----- 本文抜粋 -----

今回は「シェアードサービス」の事例として、
RIZAPグループの「シェアリングサプライチェーン」について、
確認をしてみたいと思います。

 

シェアードサービスといえば、
一般的には、経理や人事、総務といった管理部門の話になりがちです。

ただ、グループ経営現場においては、
営業や商品部門、物流機能についての
グループ内のシェアリングの話は、
日常的に行われているのではないかと思います。

 

実際に、グループ会社同士で、
情報を共有したり、機能を共有したりしながら、
グループシナジー効果を高めようと努力をしている会社は多いと思いますが、
一方で、グループ会社間の「壁」に阻まれているケースの方が
多いのではないかと思います。

各グループ会社それぞれにおいて
目標があり、予算があり、企業風土があるため、
なかなか理想通りにはいかないという感じではないでしょうか。

とくにM&Aを積極的に活用して、
外部企業をグループ化してきている会社の場合には、
企業風土の違いに悩まされたり、
グループ会社間の「壁」に阻まれているケースは
とても多いと思います。

 

RIZAPグループも
M&Aによって事業拡大を進めている会社ですので、
その意味では、同社の取組みは参考になるのではないでしょうか。

 

同社のM&A戦略

ここで、まずは
同社の最近の業績を確認してみたいと思います。

——————————-
2013年3月期:連結売上高178億円、連結経常利益9億円
2014年3月期:連結売上高239億円、連結経常利益13億円
2015年3月期:連結売上高391億円、連結経常利益19億円
2016年3月期:連結売上高554億円、連結経常利益46億円
2017年3月期:連結売上高961億円、連結経常利益37億円
※日本の会計基準ベースでの業績推移
——————————-

 

いかがでしょうか?

 

この間の同社の連結子会社数は、

10社⇒14社⇒19社⇒23社⇒51社⇒直近63社

といった感じです。

 

グループ会社数は年々増加していますし、
それに合わせて、グループ売上も
すごい勢いで増加しているといった感じです。

 

同社のM&A戦略としては、
グループシナジーを発揮できることを念頭に置きながら、
RIZAPという中心的なブランドを磨きつつ、
周辺領域の機能・強みを有する会社をグループ化していっている印象です。

結果がついてくるかはこれからの経営手腕によるとは思いますが、
わかりやすく、かつ、明確なグループ戦略を立て、
忠実にそれを実行していっているような感じですし、
とても興味深い会社と言えるのではないでしょうか。

----- 資料 -----

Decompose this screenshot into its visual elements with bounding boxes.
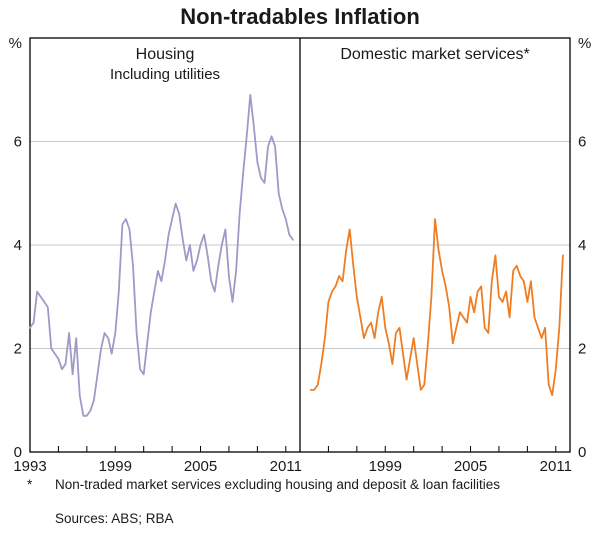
- svg-text:4: 4: [14, 237, 22, 254]
- svg-text:%: %: [578, 35, 591, 52]
- svg-text:6: 6: [14, 134, 22, 151]
- svg-text:%: %: [9, 35, 22, 52]
- svg-text:1999: 1999: [99, 458, 132, 475]
- svg-text:4: 4: [578, 237, 586, 254]
- panel-label-housing: Housing: [135, 46, 195, 63]
- svg-text:2011: 2011: [540, 458, 572, 475]
- svg-text:2005: 2005: [454, 458, 487, 475]
- svg-text:2: 2: [14, 341, 22, 358]
- svg-text:2011: 2011: [270, 458, 302, 475]
- chart-title: Non-tradables Inflation: [180, 4, 420, 29]
- svg-text:1999: 1999: [369, 458, 402, 475]
- svg-text:6: 6: [578, 134, 586, 151]
- svg-text:1993: 1993: [13, 458, 46, 475]
- svg-text:0: 0: [578, 444, 586, 461]
- panel-label-services: Domestic market services*: [340, 46, 530, 63]
- svg-text:2005: 2005: [184, 458, 217, 475]
- sources-text: Sources: ABS; RBA: [55, 511, 174, 526]
- footnote-text: Non-traded market services excluding hou…: [55, 477, 500, 492]
- svg-text:2: 2: [578, 341, 586, 358]
- svg-text:0: 0: [14, 444, 22, 461]
- footnote-marker: *: [27, 477, 33, 492]
- panel-sublabel-housing: Including utilities: [109, 66, 221, 83]
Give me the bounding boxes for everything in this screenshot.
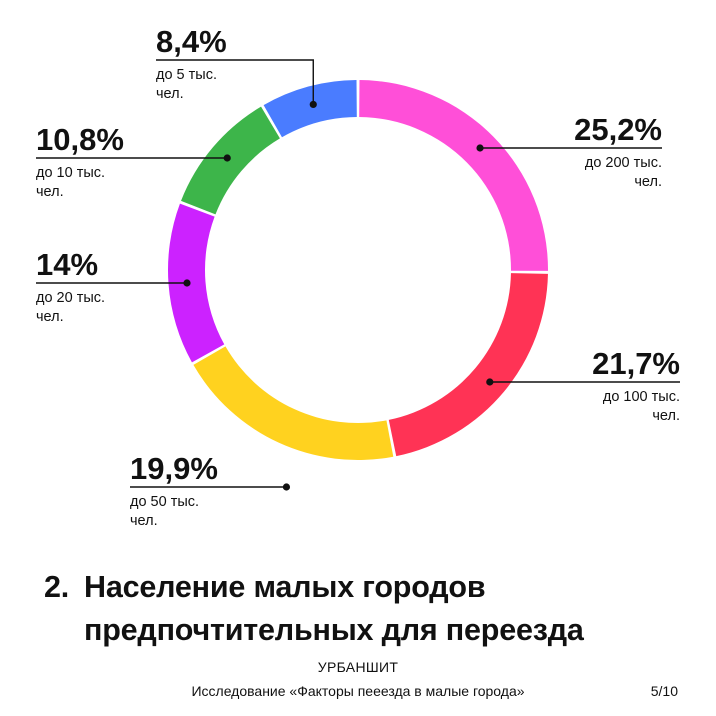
category-label-100k: до 100 тыс. xyxy=(603,389,680,405)
leader-dot-5k xyxy=(309,100,317,109)
value-label-50k: 19,9% xyxy=(130,451,218,486)
callout-100k: 21,7% до 100 тыс. чел. xyxy=(486,346,680,424)
leader-dot-20k xyxy=(183,279,191,287)
category-label-50k: до 50 тыс. xyxy=(130,494,199,510)
leader-line-5k xyxy=(156,59,314,105)
category-unit-5k: чел. xyxy=(156,86,184,102)
value-label-200k: 25,2% xyxy=(574,112,662,147)
callout-200k: 25,2% до 200 тыс. чел. xyxy=(476,112,662,190)
category-unit-200k: чел. xyxy=(634,174,662,190)
study-caption: Исследование «Факторы пееезда в малые го… xyxy=(191,683,525,699)
chart-title: 2. Население малых городов предпочтительн… xyxy=(44,566,704,652)
callout-20k: 14% до 20 тыс. чел. xyxy=(36,247,191,325)
value-label-5k: 8,4% xyxy=(156,24,227,59)
category-unit-10k: чел. xyxy=(36,184,64,200)
slice-10k xyxy=(181,106,280,215)
donut-slices xyxy=(168,80,548,460)
page-number: 5/10 xyxy=(650,683,678,699)
slice-100k xyxy=(388,273,548,457)
callout-50k: 19,9% до 50 тыс. чел. xyxy=(130,451,291,529)
title-line-2: предпочтительных для переезда xyxy=(84,613,584,647)
category-label-10k: до 10 тыс. xyxy=(36,165,105,181)
category-label-5k: до 5 тыс. xyxy=(156,67,217,83)
category-label-20k: до 20 тыс. xyxy=(36,290,105,306)
leader-dot-100k xyxy=(486,378,494,386)
donut-chart: 25,2% до 200 тыс. чел. 21,7% до 100 тыс. чел.… xyxy=(36,24,680,529)
category-unit-100k: чел. xyxy=(652,408,680,424)
slice-50k xyxy=(193,346,394,460)
slice-20k xyxy=(168,203,225,363)
slice-5k xyxy=(263,80,357,138)
leader-dot-50k xyxy=(282,483,291,491)
title-line-1: Население малых городов xyxy=(84,570,486,604)
callout-5k: 8,4% до 5 тыс. чел. xyxy=(156,24,317,109)
value-label-20k: 14% xyxy=(36,247,98,282)
value-label-10k: 10,8% xyxy=(36,122,124,157)
leader-dot-10k xyxy=(223,154,231,162)
title-number: 2. xyxy=(44,570,70,604)
brand-name: УРБАНШИТ xyxy=(317,659,399,675)
category-unit-20k: чел. xyxy=(36,309,64,325)
callout-10k: 10,8% до 10 тыс. чел. xyxy=(36,122,231,200)
value-label-100k: 21,7% xyxy=(592,346,680,381)
callouts: 25,2% до 200 тыс. чел. 21,7% до 100 тыс. чел.… xyxy=(36,24,680,529)
leader-dot-200k xyxy=(476,144,484,152)
category-unit-50k: чел. xyxy=(130,513,158,529)
category-label-200k: до 200 тыс. xyxy=(585,155,662,171)
slice-200k xyxy=(359,80,548,271)
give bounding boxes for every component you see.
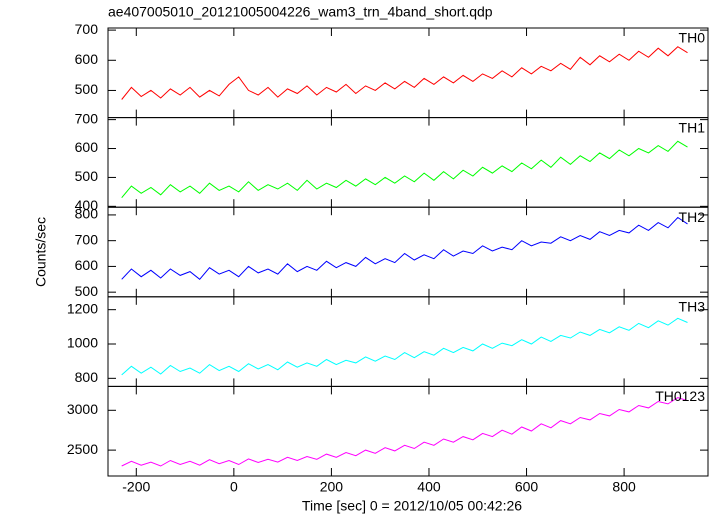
panel-label: TH0123 [655, 388, 705, 404]
panel-label: TH1 [679, 119, 706, 135]
y-tick-label: 3000 [67, 401, 98, 417]
data-line [121, 140, 688, 199]
data-line [121, 46, 688, 100]
y-axis-label: Counts/sec [33, 217, 49, 287]
data-line [121, 216, 688, 280]
y-tick-label: 800 [75, 206, 99, 222]
y-tick-label: 600 [75, 51, 99, 67]
x-tick-label: 800 [612, 479, 636, 495]
panel-frame [107, 385, 709, 477]
panel-frame [107, 117, 709, 208]
panel-frame [107, 206, 709, 298]
y-tick-label: 1200 [67, 300, 98, 316]
x-tick-label: 0 [230, 479, 238, 495]
y-tick-label: 600 [75, 139, 99, 155]
y-tick-label: 600 [75, 257, 99, 273]
y-tick-label: 500 [75, 81, 99, 97]
panel-frame [107, 27, 709, 119]
x-tick-label: 400 [417, 479, 441, 495]
y-tick-label: 700 [75, 231, 99, 247]
panel-label: TH0 [679, 30, 706, 46]
y-tick-label: 700 [75, 110, 99, 126]
y-tick-label: 500 [75, 168, 99, 184]
x-tick-label: -200 [122, 479, 150, 495]
y-tick-label: 800 [75, 369, 99, 385]
panel-frame [107, 296, 709, 387]
y-tick-label: 700 [75, 21, 99, 37]
x-tick-label: 600 [515, 479, 539, 495]
x-axis-label: Time [sec] 0 = 2012/10/05 00:42:26 [302, 498, 522, 514]
x-tick-label: 200 [320, 479, 344, 495]
panel-label: TH2 [679, 209, 706, 225]
y-tick-label: 1000 [67, 335, 98, 351]
data-line [121, 317, 688, 376]
y-tick-label: 400 [75, 197, 99, 213]
y-tick-label: 2500 [67, 441, 98, 457]
y-tick-label: 500 [75, 283, 99, 299]
chart-title: ae407005010_20121005004226_wam3_trn_4ban… [108, 4, 493, 20]
data-line [121, 397, 688, 467]
panel-label: TH3 [679, 299, 706, 315]
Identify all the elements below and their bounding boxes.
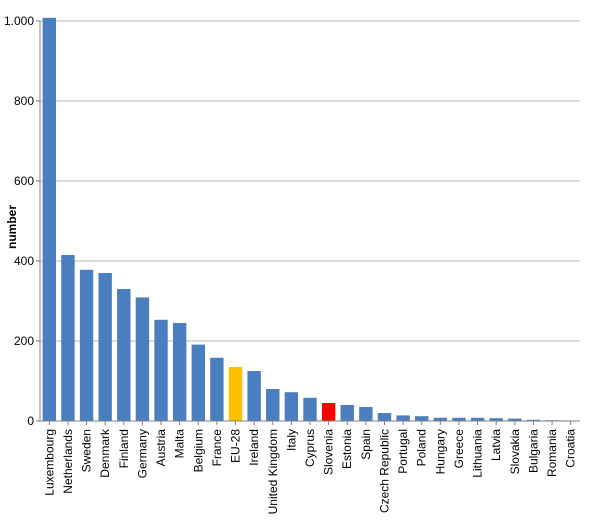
x-tick-label: Hungary bbox=[433, 429, 447, 474]
bar-portugal bbox=[396, 415, 410, 421]
x-tick-label: Cyprus bbox=[303, 429, 317, 467]
bar-cyprus bbox=[303, 397, 317, 421]
x-tick-label: Portugal bbox=[396, 429, 410, 474]
x-tick-label: Austria bbox=[154, 429, 168, 467]
x-tick-label: EU-28 bbox=[229, 429, 243, 463]
bar-bulgaria bbox=[526, 419, 541, 421]
x-tick-label: Denmark bbox=[98, 428, 112, 478]
x-tick-label: Lithuania bbox=[471, 429, 485, 478]
x-tick-label: Netherlands bbox=[61, 429, 75, 494]
bar-germany bbox=[135, 297, 150, 421]
x-tick-label: Latvia bbox=[489, 429, 503, 461]
x-tick-label: Poland bbox=[415, 429, 429, 466]
bar-czech-republic bbox=[377, 413, 392, 421]
x-tick-label: France bbox=[210, 429, 224, 467]
x-tick-label: Estonia bbox=[340, 429, 354, 469]
x-tick-label: Luxembourg bbox=[42, 429, 56, 496]
bar-france bbox=[210, 357, 224, 421]
bar-hungary bbox=[433, 417, 448, 421]
bar-greece bbox=[452, 417, 466, 421]
y-tick-label: 400 bbox=[14, 254, 34, 268]
bar-slovenia bbox=[321, 403, 336, 421]
bar-united-kingdom bbox=[266, 389, 280, 421]
bar-poland bbox=[415, 416, 429, 421]
gridlines bbox=[40, 20, 580, 342]
bar-finland bbox=[117, 289, 131, 421]
x-tick-label: Belgium bbox=[191, 429, 205, 472]
x-tick-label: Ireland bbox=[247, 429, 261, 466]
bar-eu-28 bbox=[228, 367, 243, 421]
x-tick-label: Greece bbox=[452, 429, 466, 469]
bar-sweden bbox=[79, 269, 94, 421]
bar-austria bbox=[154, 319, 168, 421]
x-tick-label: Malta bbox=[173, 429, 187, 459]
y-tick-label: 800 bbox=[14, 94, 34, 108]
x-tick-label: Spain bbox=[359, 429, 373, 460]
x-tick-label: Slovakia bbox=[508, 429, 522, 475]
y-tick-label: 1.000 bbox=[4, 14, 34, 28]
x-tick-label: Germany bbox=[135, 429, 149, 478]
bar-latvia bbox=[489, 418, 503, 421]
x-tick-label: Croatia bbox=[564, 429, 578, 468]
bar-estonia bbox=[340, 405, 354, 421]
bar-spain bbox=[359, 407, 373, 421]
x-tick-label: Czech Republic bbox=[377, 429, 391, 513]
y-tick-label: 600 bbox=[14, 174, 34, 188]
bar-luxembourg bbox=[42, 17, 57, 422]
x-tick-label: Sweden bbox=[80, 429, 94, 472]
bar-malta bbox=[172, 323, 187, 421]
x-tick-label: Italy bbox=[284, 429, 298, 451]
bar-belgium bbox=[191, 344, 205, 421]
bar-netherlands bbox=[61, 255, 75, 421]
x-tick-label: United Kingdom bbox=[266, 429, 280, 514]
bar-lithuania bbox=[470, 417, 485, 421]
x-tick-label: Finland bbox=[117, 429, 131, 468]
axes bbox=[36, 20, 580, 425]
y-axis-title: number bbox=[5, 205, 19, 249]
axis-labels: 0 200 400 600 800 1.000 Luxembourg Netherlands S… bbox=[4, 14, 578, 514]
bars bbox=[42, 17, 578, 422]
bar-ireland bbox=[247, 371, 261, 421]
bar-denmark bbox=[98, 273, 112, 421]
y-tick-label: 0 bbox=[27, 414, 34, 428]
y-tick-label: 200 bbox=[14, 334, 34, 348]
x-tick-label: Slovenia bbox=[322, 429, 336, 475]
bar-italy bbox=[284, 392, 299, 421]
x-tick-label: Romania bbox=[545, 429, 559, 477]
x-tick-label: Bulgaria bbox=[526, 429, 540, 473]
bar-slovakia bbox=[508, 418, 522, 421]
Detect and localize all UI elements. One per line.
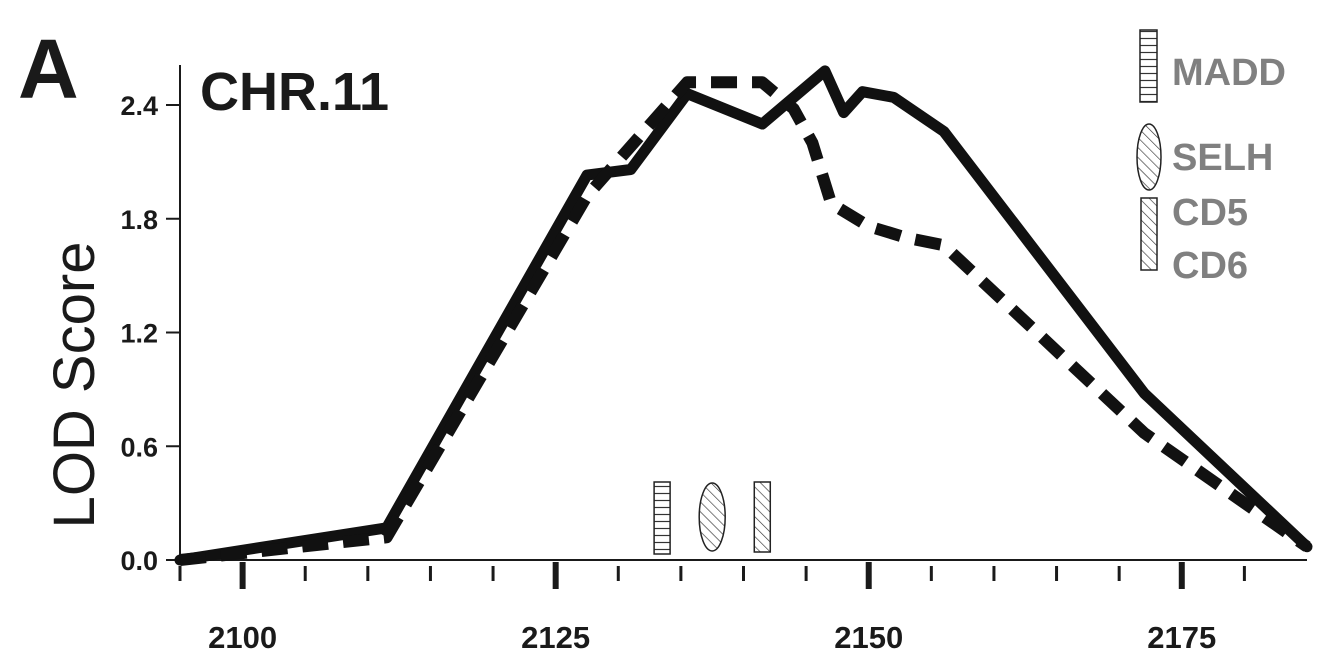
y-tick-label: 0.6 [120,432,158,462]
y-tick-label: 0.0 [120,546,158,576]
legend-label-madd: MADD [1172,52,1286,94]
gene-marker-selh [698,482,726,552]
series-line-dashed [179,76,1311,566]
series-lines [174,65,1313,566]
legend-label-cd5: CD5 [1172,192,1248,234]
gene-markers [653,481,772,555]
legend-swatch-cd5 [1140,197,1158,271]
axes [179,65,1307,561]
y-tick-label: 1.2 [120,319,158,349]
y-axis-label: LOD Score [42,242,107,529]
legend-swatch-madd [1139,29,1158,103]
legend: MADD SELH CD5 CD6 [1136,29,1286,287]
x-tick-label: 2175 [1147,620,1216,652]
chart-title: CHR.11 [200,62,389,122]
y-tick-label: 2.4 [120,91,158,121]
y-ticks: 0.0 0.6 1.2 1.8 2.4 [120,91,180,576]
legend-label-selh: SELH [1172,137,1273,179]
panel-letter: A [18,22,79,116]
legend-swatch-selh [1136,123,1162,191]
x-ticks: 2100 2125 2150 2175 [178,562,1246,652]
x-tick-label: 2150 [834,620,903,652]
y-tick-label: 1.8 [120,205,158,235]
legend-label-cd6: CD6 [1172,245,1248,287]
gene-marker-cd5 [753,481,772,553]
x-tick-label: 2125 [521,620,590,652]
series-line-solid [174,65,1313,566]
x-tick-label: 2100 [208,620,277,652]
gene-marker-madd [653,481,671,555]
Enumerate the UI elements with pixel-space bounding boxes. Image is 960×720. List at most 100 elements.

-----

### [課題の内容]
本文によると、RIZAPグループの2017年3月期の連結売上高はいくらか。 項目は本文とは別の資料である。

### [解答]
961億円。